--- begin Data for processing ---

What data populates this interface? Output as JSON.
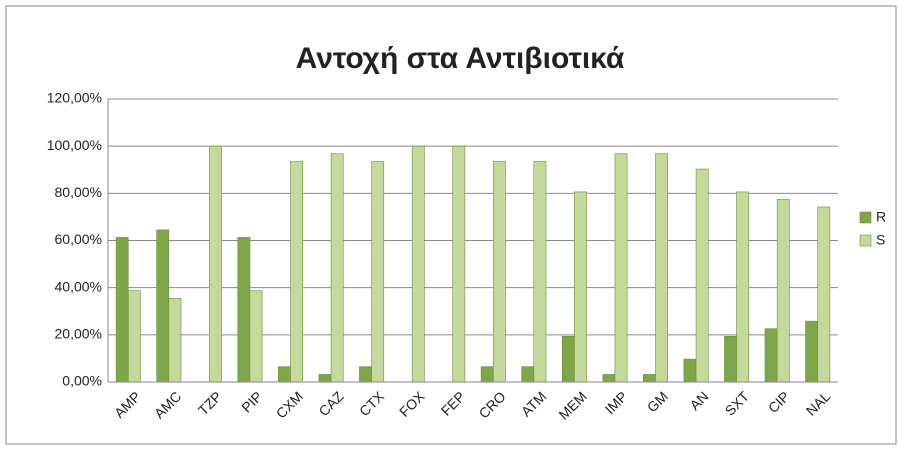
{
  "chart_data": {
    "type": "bar",
    "title": "Αντοχή στα Αντιβιοτικά",
    "categories": [
      "AMP",
      "AMC",
      "TZP",
      "PIP",
      "CXM",
      "CAZ",
      "CTX",
      "FOX",
      "FEP",
      "CRO",
      "ATM",
      "MEM",
      "IMP",
      "GM",
      "AN",
      "SXT",
      "CIP",
      "NAL"
    ],
    "series": [
      {
        "name": "R",
        "color": "#7fa64a",
        "values": [
          61.3,
          64.5,
          0,
          61.3,
          6.5,
          3.2,
          6.5,
          0,
          0,
          6.5,
          6.5,
          19.4,
          3.2,
          3.2,
          9.7,
          19.4,
          22.6,
          25.8
        ]
      },
      {
        "name": "S",
        "color": "#c4d99c",
        "values": [
          38.7,
          35.5,
          100,
          38.7,
          93.5,
          96.8,
          93.5,
          100,
          100,
          93.5,
          93.5,
          80.6,
          96.8,
          96.8,
          90.3,
          80.6,
          77.4,
          74.2
        ]
      }
    ],
    "ylim": [
      0,
      120
    ],
    "yticks": [
      {
        "value": 0,
        "label": "0,00%"
      },
      {
        "value": 20,
        "label": "20,00%"
      },
      {
        "value": 40,
        "label": "40,00%"
      },
      {
        "value": 60,
        "label": "60,00%"
      },
      {
        "value": 80,
        "label": "80,00%"
      },
      {
        "value": 100,
        "label": "100,00%"
      },
      {
        "value": 120,
        "label": "120,00%"
      }
    ],
    "grid": true,
    "legend": "right"
  }
}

--- end Data for processing ---

* **What this task involves**
Each line of the material above either contains the word "label" or does not; state how many do, and nothing else.

* **Solution to this task**
7